Begin INPUT MATERIAL

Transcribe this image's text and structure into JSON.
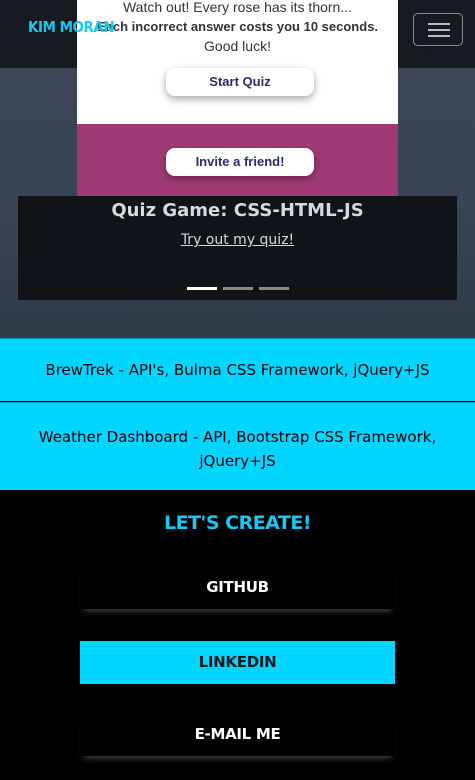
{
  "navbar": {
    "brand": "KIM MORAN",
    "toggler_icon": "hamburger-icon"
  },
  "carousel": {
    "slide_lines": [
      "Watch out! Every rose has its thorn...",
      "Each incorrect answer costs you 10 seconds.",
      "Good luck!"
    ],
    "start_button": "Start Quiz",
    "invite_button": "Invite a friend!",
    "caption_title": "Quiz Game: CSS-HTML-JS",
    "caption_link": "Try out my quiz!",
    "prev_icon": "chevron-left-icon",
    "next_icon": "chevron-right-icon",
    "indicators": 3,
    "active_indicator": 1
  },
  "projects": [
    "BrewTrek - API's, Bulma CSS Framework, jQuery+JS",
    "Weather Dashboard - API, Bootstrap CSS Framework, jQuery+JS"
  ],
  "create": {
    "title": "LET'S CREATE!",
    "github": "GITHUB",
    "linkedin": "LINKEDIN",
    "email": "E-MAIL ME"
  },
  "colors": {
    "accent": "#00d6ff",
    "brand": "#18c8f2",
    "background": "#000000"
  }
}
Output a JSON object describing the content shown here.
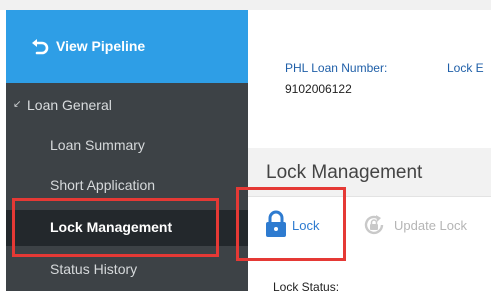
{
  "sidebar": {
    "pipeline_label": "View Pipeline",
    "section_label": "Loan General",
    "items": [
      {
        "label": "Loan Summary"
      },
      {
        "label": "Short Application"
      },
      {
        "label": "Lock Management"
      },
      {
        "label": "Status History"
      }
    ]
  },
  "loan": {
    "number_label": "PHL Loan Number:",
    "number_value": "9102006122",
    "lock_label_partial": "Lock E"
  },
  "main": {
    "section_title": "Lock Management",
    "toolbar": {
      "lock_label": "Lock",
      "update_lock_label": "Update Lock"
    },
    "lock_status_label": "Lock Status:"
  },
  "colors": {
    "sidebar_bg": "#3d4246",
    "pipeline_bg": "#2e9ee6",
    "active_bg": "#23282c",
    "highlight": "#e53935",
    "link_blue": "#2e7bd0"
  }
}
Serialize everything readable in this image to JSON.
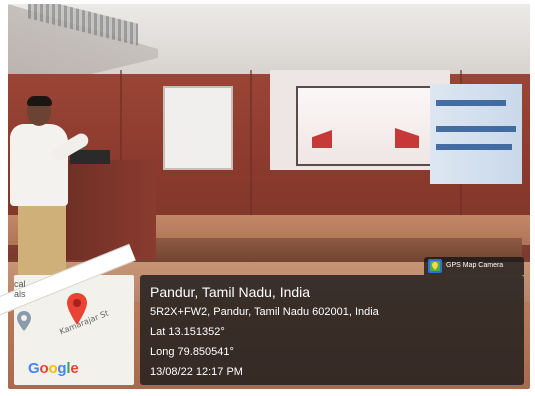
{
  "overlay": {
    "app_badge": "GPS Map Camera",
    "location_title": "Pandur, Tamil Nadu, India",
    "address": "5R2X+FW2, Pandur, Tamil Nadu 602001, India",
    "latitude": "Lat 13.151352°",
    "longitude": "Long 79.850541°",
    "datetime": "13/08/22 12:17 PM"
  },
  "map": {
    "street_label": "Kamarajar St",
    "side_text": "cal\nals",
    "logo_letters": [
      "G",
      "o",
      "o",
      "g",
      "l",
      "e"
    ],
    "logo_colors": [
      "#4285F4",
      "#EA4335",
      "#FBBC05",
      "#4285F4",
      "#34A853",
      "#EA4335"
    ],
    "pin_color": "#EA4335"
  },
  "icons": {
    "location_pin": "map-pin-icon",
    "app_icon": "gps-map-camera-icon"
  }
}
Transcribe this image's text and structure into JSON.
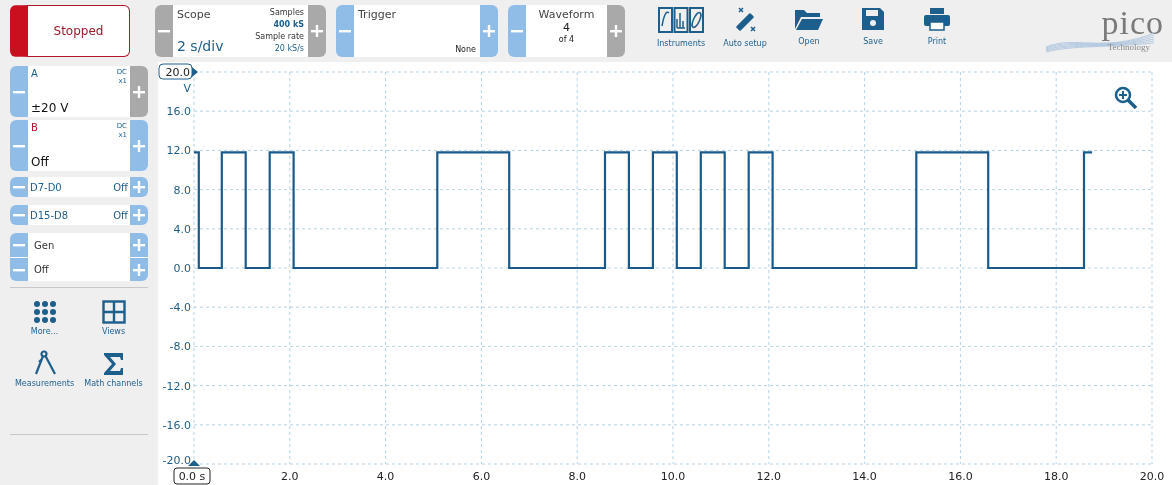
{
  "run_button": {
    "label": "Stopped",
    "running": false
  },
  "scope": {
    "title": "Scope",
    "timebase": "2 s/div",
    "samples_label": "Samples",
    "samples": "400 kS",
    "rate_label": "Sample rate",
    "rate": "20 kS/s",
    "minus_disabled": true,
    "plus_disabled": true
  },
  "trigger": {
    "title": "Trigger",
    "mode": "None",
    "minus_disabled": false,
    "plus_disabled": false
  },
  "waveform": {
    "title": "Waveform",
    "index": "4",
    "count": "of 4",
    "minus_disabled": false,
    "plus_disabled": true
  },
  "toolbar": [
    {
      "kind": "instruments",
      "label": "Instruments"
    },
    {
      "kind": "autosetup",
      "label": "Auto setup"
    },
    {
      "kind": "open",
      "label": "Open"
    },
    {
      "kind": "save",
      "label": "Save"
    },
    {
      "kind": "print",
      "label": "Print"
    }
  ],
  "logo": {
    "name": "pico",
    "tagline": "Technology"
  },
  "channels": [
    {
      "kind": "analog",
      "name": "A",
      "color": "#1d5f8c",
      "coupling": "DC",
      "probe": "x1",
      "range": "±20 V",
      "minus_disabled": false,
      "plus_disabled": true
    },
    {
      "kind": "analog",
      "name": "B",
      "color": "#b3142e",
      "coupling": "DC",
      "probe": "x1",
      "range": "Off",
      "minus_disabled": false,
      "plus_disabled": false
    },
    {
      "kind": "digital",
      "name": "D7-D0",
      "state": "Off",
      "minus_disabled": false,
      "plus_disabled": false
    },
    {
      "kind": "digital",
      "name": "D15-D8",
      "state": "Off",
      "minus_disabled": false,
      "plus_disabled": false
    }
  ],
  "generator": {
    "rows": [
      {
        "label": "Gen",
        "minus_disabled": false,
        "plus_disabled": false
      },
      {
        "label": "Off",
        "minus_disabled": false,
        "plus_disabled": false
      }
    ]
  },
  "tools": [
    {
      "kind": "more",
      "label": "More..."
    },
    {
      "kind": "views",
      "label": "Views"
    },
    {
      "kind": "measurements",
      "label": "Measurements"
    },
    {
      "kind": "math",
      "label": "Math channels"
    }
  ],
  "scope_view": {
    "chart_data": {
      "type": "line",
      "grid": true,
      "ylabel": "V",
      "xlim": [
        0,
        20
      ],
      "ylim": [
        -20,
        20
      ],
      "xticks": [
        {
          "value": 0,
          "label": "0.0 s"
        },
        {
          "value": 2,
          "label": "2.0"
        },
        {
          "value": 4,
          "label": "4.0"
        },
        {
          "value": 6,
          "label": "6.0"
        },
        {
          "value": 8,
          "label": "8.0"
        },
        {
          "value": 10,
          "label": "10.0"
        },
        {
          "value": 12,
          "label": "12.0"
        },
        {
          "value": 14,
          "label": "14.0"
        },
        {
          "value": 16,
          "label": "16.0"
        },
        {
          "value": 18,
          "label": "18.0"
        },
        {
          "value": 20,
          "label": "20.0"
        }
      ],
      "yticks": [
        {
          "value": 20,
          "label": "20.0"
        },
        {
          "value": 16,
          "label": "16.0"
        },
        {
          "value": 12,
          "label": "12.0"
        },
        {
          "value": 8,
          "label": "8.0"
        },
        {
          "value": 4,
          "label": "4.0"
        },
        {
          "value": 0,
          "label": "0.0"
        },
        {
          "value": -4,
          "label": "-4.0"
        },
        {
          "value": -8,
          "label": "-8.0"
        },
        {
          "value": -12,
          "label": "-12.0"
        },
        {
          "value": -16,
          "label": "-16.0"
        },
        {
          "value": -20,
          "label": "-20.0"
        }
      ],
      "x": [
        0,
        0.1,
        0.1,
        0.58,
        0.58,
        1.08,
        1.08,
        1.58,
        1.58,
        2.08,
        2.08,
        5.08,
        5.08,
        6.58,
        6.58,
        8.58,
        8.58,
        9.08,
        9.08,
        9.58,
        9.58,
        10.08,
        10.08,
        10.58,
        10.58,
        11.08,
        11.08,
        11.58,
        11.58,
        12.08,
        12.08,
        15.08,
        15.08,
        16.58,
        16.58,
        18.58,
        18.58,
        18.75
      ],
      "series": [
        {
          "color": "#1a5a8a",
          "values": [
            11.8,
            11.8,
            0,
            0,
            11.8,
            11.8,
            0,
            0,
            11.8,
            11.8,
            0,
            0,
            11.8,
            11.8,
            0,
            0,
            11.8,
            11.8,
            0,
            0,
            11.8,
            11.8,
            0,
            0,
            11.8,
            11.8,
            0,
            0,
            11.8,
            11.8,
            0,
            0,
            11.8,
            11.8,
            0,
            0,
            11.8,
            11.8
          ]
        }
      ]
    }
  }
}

End INPUT MATERIAL

PROBLEM:
From the listing, tally every line with the word "JSON" in it and give only the tally.

RESPONSE TO THIS TASK:
4